--- What is asked ---
Please determine how many lines of the material include the word "quidam", and respond with nothing but that number.

--- Data in this exercise ---

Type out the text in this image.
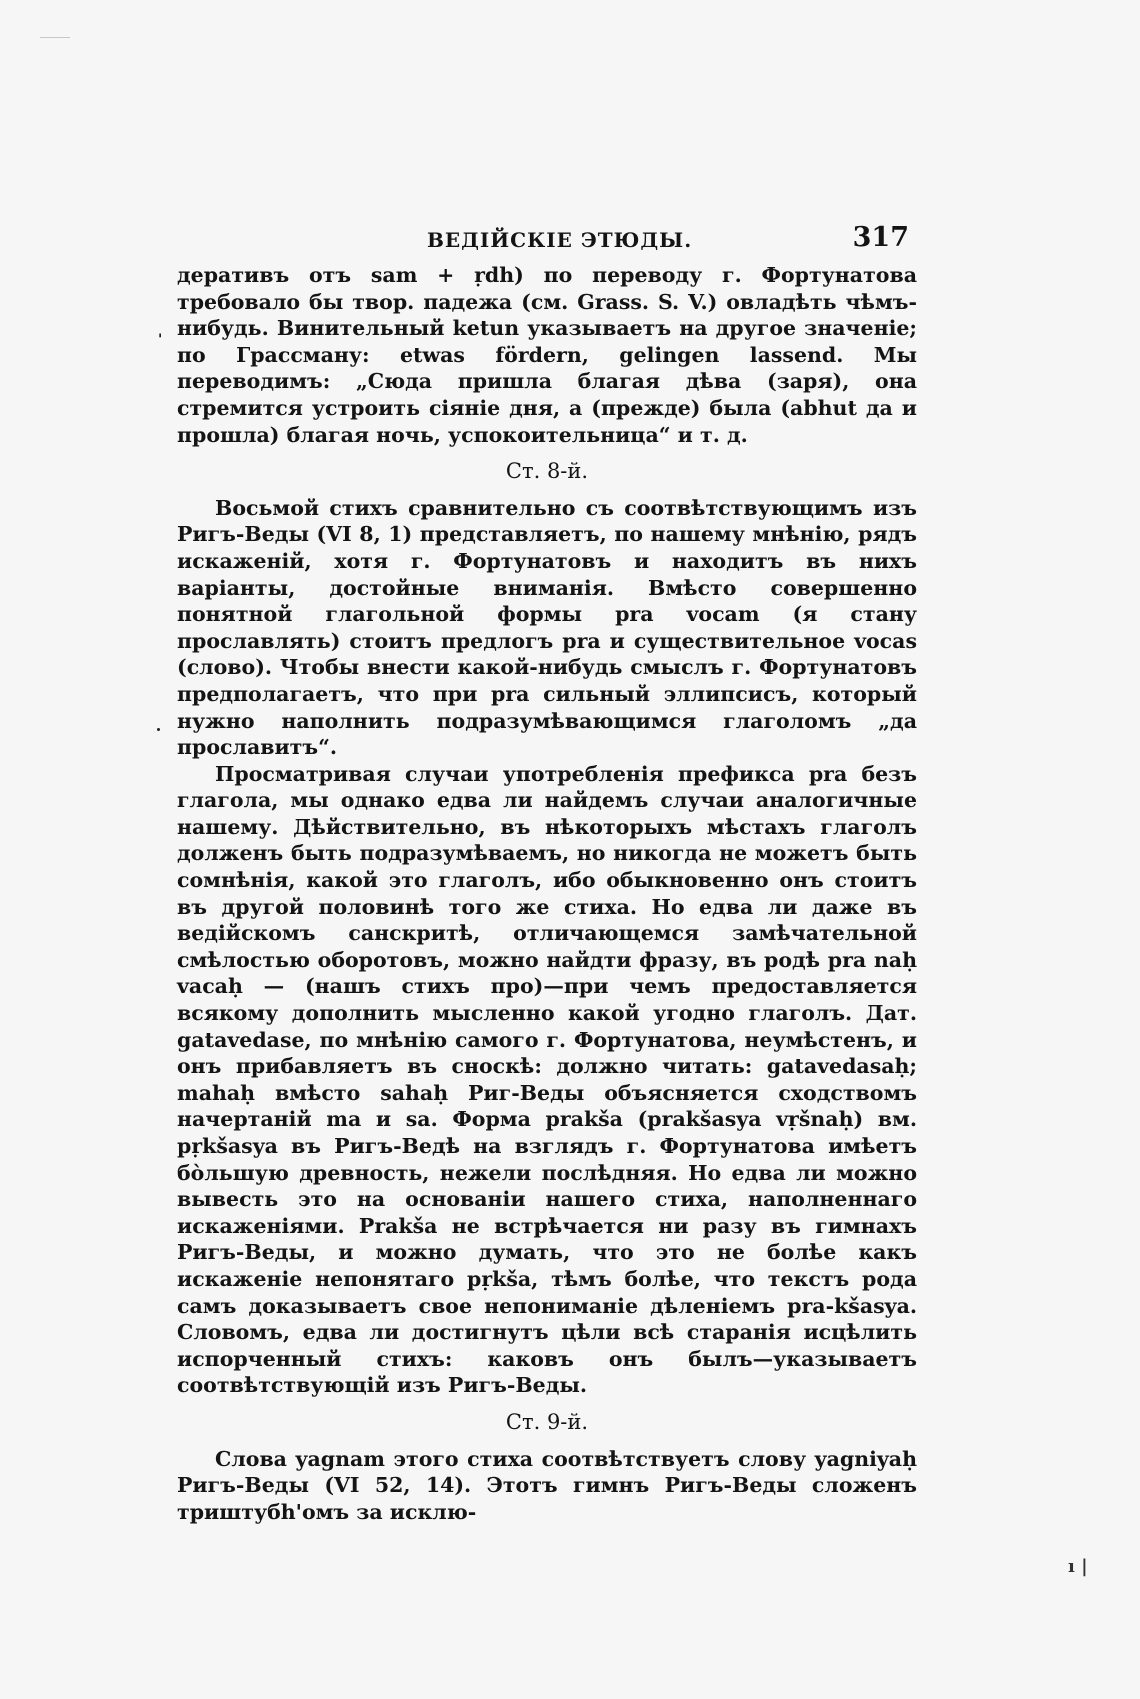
'
ВЕДІЙСКІЕ ЭТЮДЫ.	317

деративъ отъ sam + ṛdh) по переводу г. Фортунатова требовало бы твор. падежа (см. Grass. S. V.) овладѣть чѣмъ-нибудь. Винительный ketun указываетъ на другое значеніе; по Грассману: etwas fördern, gelingen lassend. Мы переводимъ: „Сюда пришла благая дѣва (заря), она стремится устроить сіяніе дня, а (прежде) была (abhut да и прошла) благая ночь, успокоительница“ и т. д.

Ст. 8-й.

Восьмой стихъ сравнительно съ соотвѣтствующимъ изъ Ригъ-Веды (VI 8, 1) представляетъ, по нашему мнѣнію, рядъ искаженій, хотя г. Фортунатовъ и находитъ въ нихъ варіанты, достойные вниманія. Вмѣсто совершенно понятной глагольной формы pra vocam (я стану прославлять) стоитъ предлогъ pra и существительное vocas (слово). Чтобы внести какой-нибудь смыслъ г. Фортунатовъ предполагаетъ, что при pra сильный эллипсисъ, который нужно наполнить подразумѣвающимся глаголомъ „да прославитъ“.

Просматривая случаи употребленія префикса pra безъ глагола, мы однако едва ли найдемъ случаи аналогичные нашему. Дѣйствительно, въ нѣкоторыхъ мѣстахъ глаголъ долженъ быть подразумѣваемъ, но никогда не можетъ быть сомнѣнія, какой это глаголъ, ибо обыкновенно онъ стоитъ въ другой половинѣ того же стиха. Но едва ли даже въ ведійскомъ санскритѣ, отличающемся замѣчательной смѣлостью оборотовъ, можно найдти фразу, въ родѣ pra naḥ vacaḥ — (нашъ стихъ про)—при чемъ предоставляется всякому дополнить мысленно какой угодно глаголъ. Дат. gatavedase, по мнѣнію самого г. Фортунатова, неумѣстенъ, и онъ прибавляетъ въ сноскѣ: должно читать: gatavedasaḥ; mahaḥ вмѣсто sahaḥ Риг-Веды объясняется сходствомъ начертаній ma и sa. Форма prakša (prakšasya vṛšnaḥ) вм. pṛkšasya въ Ригъ-Ведѣ на взглядъ г. Фортунатова имѣетъ бо̀льшую древность, нежели послѣдняя. Но едва ли можно вывесть это на основаніи нашего стиха, наполненнаго искаженіями. Prakša не встрѣчается ни разу въ гимнахъ Ригъ-Веды, и можно думать, что это не болѣе какъ искаженіе непонятаго pṛkša, тѣмъ болѣе, что текстъ рода самъ доказываетъ свое непониманіе дѣленіемъ pra-kšasya. Словомъ, едва ли достигнутъ цѣли всѣ старанія исцѣлить испорченный стихъ: каковъ онъ былъ—указываетъ соотвѣтствующій изъ Ригъ-Веды.

Ст. 9-й.

Слова yagnam этого стиха соотвѣтствуетъ слову yagniyaḥ Ригъ-Веды (VI 52, 14). Этотъ гимнъ Ригъ-Веды сложенъ триштубh'омъ за исклю-

ı |
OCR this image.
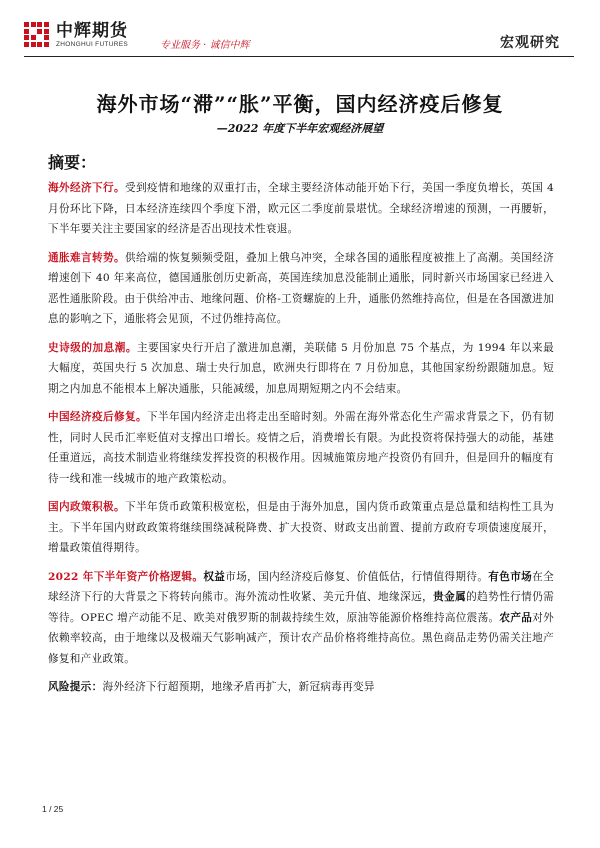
中辉期货
ZHONGHUI FUTURES	专业服务 · 诚信中辉	宏观研究
海外市场“滞”“胀”平衡，国内经济疫后修复
—2022 年度下半年宏观经济展望
摘要：

海外经济下行。受到疫情和地缘的双重打击，全球主要经济体动能开始下行，美国一季度负增长，英国 4 月份环比下降，日本经济连续四个季度下滑，欧元区二季度前景堪忧。全球经济增速的预测，一再腰斩，下半年要关注主要国家的经济是否出现技术性衰退。

通胀难言转势。供给端的恢复频频受阻，叠加上俄乌冲突，全球各国的通胀程度被推上了高潮。美国经济增速创下 40 年来高位，德国通胀创历史新高，英国连续加息没能制止通胀，同时新兴市场国家已经进入恶性通胀阶段。由于供给冲击、地缘问题、价格-工资螺旋的上升，通胀仍然维持高位，但是在各国激进加息的影响之下，通胀将会见顶，不过仍维持高位。

史诗级的加息潮。主要国家央行开启了激进加息潮，美联储 5 月份加息 75 个基点，为 1994 年以来最大幅度，英国央行 5 次加息、瑞士央行加息，欧洲央行即将在 7 月份加息，其他国家纷纷跟随加息。短期之内加息不能根本上解决通胀，只能减缓，加息周期短期之内不会结束。

中国经济疫后修复。下半年国内经济走出将走出至暗时刻。外需在海外常态化生产需求背景之下，仍有韧性，同时人民币汇率贬值对支撑出口增长。疫情之后，消费增长有限。为此投资将保持强大的动能，基建任重道远，高技术制造业将继续发挥投资的积极作用。因城施策房地产投资仍有回升，但是回升的幅度有待一线和准一线城市的地产政策松动。

国内政策积极。下半年货币政策积极宽松，但是由于海外加息，国内货币政策重点是总量和结构性工具为主。下半年国内财政政策将继续围绕减税降费、扩大投资、财政支出前置、提前方政府专项债速度展开，增量政策值得期待。

2022 年下半年资产价格逻辑。权益市场，国内经济疫后修复、价值低估，行情值得期待。有色市场在全球经济下行的大背景之下将转向熊市。海外流动性收紧、美元升值、地缘深远，贵金属的趋势性行情仍需等待。OPEC 增产动能不足、欧美对俄罗斯的制裁持续生效，原油等能源价格维持高位震荡。农产品对外依赖率较高，由于地缘以及极端天气影响减产，预计农产品价格将维持高位。黑色商品走势仍需关注地产修复和产业政策。

风险提示：海外经济下行超预期，地缘矛盾再扩大，新冠病毒再变异

1 / 25
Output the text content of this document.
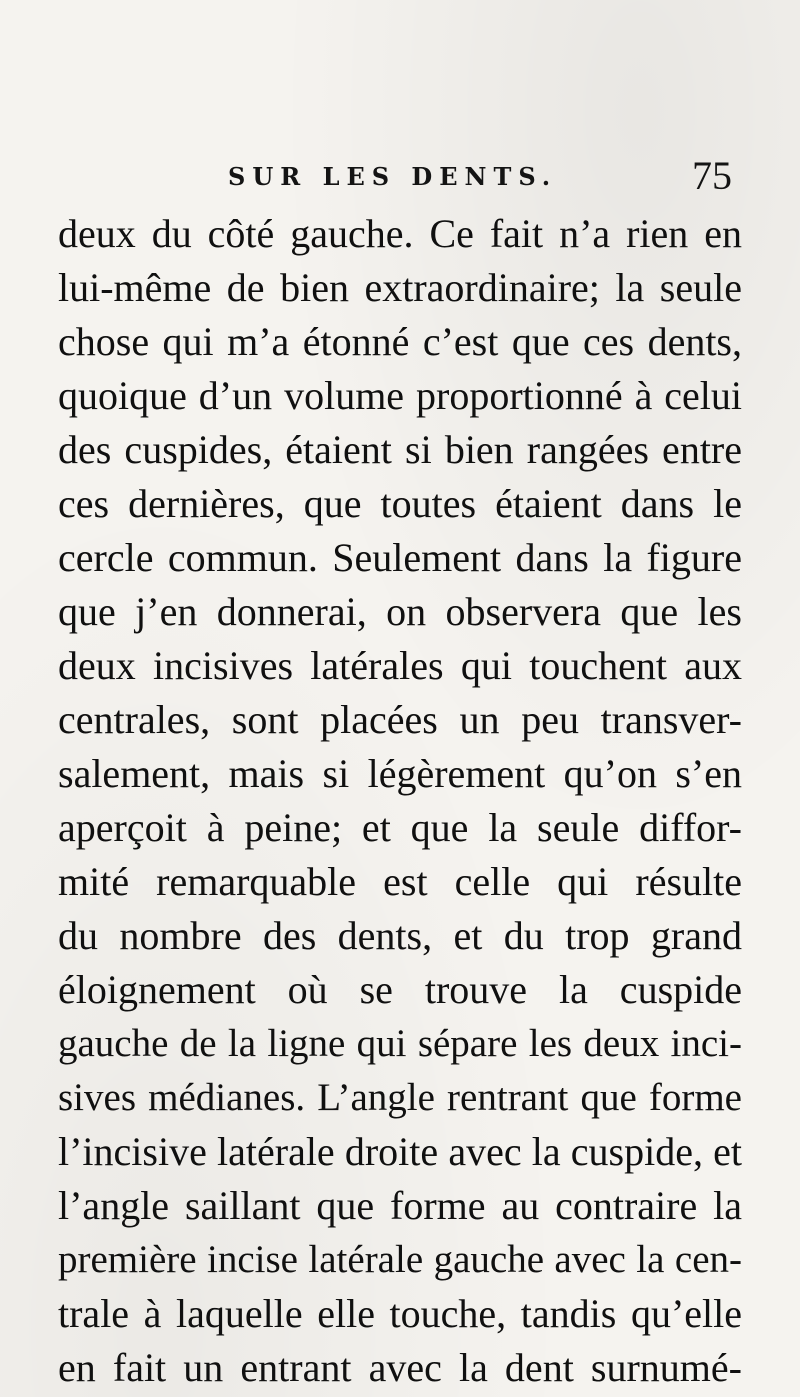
SUR LES DENTS.	75
deux du côté gauche. Ce fait n’a rien en
lui-même de bien extraordinaire; la seule
chose qui m’a étonné c’est que ces dents,
quoique d’un volume proportionné à celui
des cuspides, étaient si bien rangées entre
ces dernières, que toutes étaient dans le
cercle commun. Seulement dans la figure
que j’en donnerai, on observera que les
deux incisives latérales qui touchent aux
centrales, sont placées un peu transver-
salement, mais si légèrement qu’on s’en
aperçoit à peine; et que la seule diffor-
mité remarquable est celle qui résulte
du nombre des dents, et du trop grand
éloignement où se trouve la cuspide
gauche de la ligne qui sépare les deux inci-
sives médianes. L’angle rentrant que forme
l’incisive latérale droite avec la cuspide, et
l’angle saillant que forme au contraire la
première incise latérale gauche avec la cen-
trale à laquelle elle touche, tandis qu’elle
en fait un entrant avec la dent surnumé-
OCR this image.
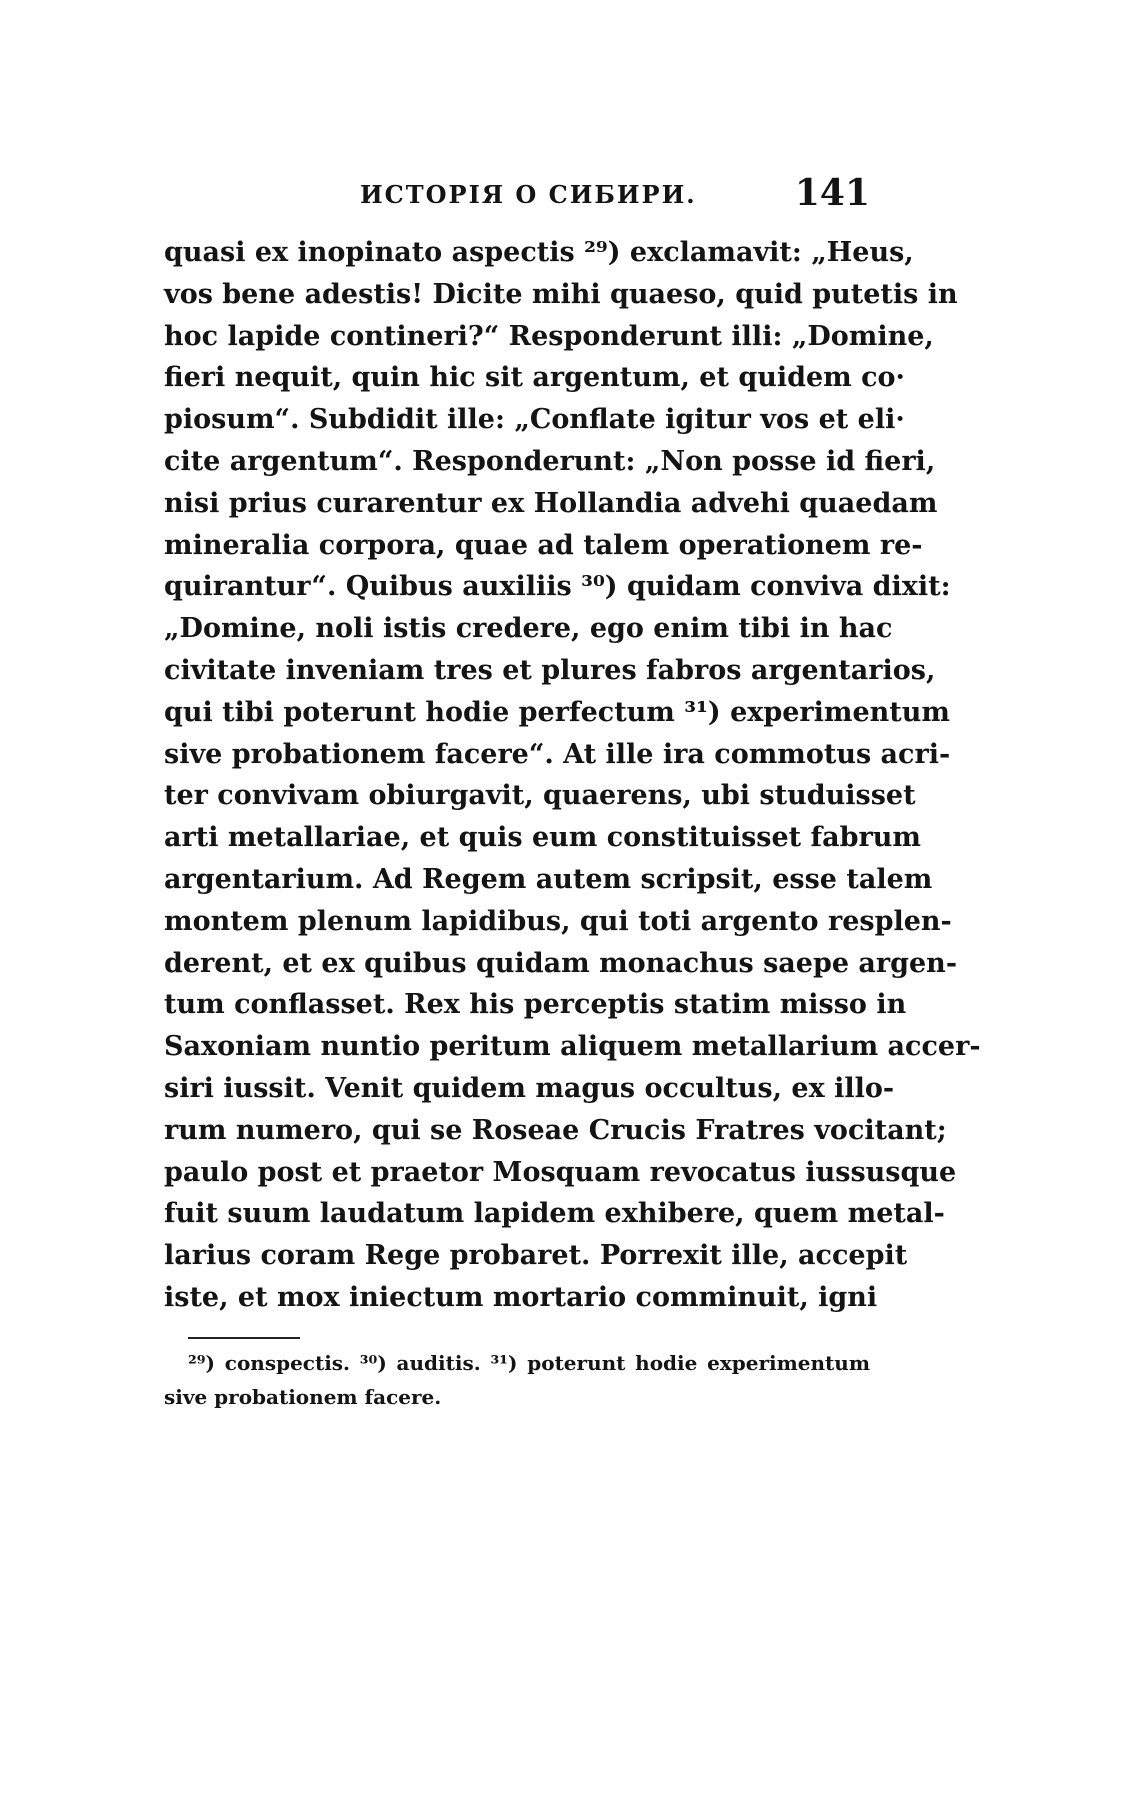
ИСТОРIЯ О СИБИРИ.	141
quasi ex inopinato aspectis ²⁹) exclamavit: „Heus,
vos bene adestis! Dicite mihi quaeso, quid putetis in
hoc lapide contineri?“ Responderunt illi: „Domine,
fieri nequit, quin hic sit argentum, et quidem co·
piosum“. Subdidit ille: „Conflate igitur vos et eli·
cite argentum“. Responderunt: „Non posse id fieri,
nisi prius curarentur ex Hollandia advehi quaedam
mineralia corpora, quae ad talem operationem re-
quirantur“. Quibus auxiliis ³⁰) quidam conviva dixit:
„Domine, noli istis credere, ego enim tibi in hac
civitate inveniam tres et plures fabros argentarios,
qui tibi poterunt hodie perfectum ³¹) experimentum
sive probationem facere“. At ille ira commotus acri-
ter convivam obiurgavit, quaerens, ubi studuisset
arti metallariae, et quis eum constituisset fabrum
argentarium. Ad Regem autem scripsit, esse talem
montem plenum lapidibus, qui toti argento resplen-
derent, et ex quibus quidam monachus saepe argen-
tum conflasset. Rex his perceptis statim misso in
Saxoniam nuntio peritum aliquem metallarium accer-
siri iussit. Venit quidem magus occultus, ex illo-
rum numero, qui se Roseae Crucis Fratres vocitant;
paulo post et praetor Mosquam revocatus iussusque
fuit suum laudatum lapidem exhibere, quem metal-
larius coram Rege probaret. Porrexit ille, accepit
iste, et mox iniectum mortario comminuit, igni
²⁹) conspectis. ³⁰) auditis. ³¹) poterunt hodie experimentum
sive probationem facere.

--- Task result ---
2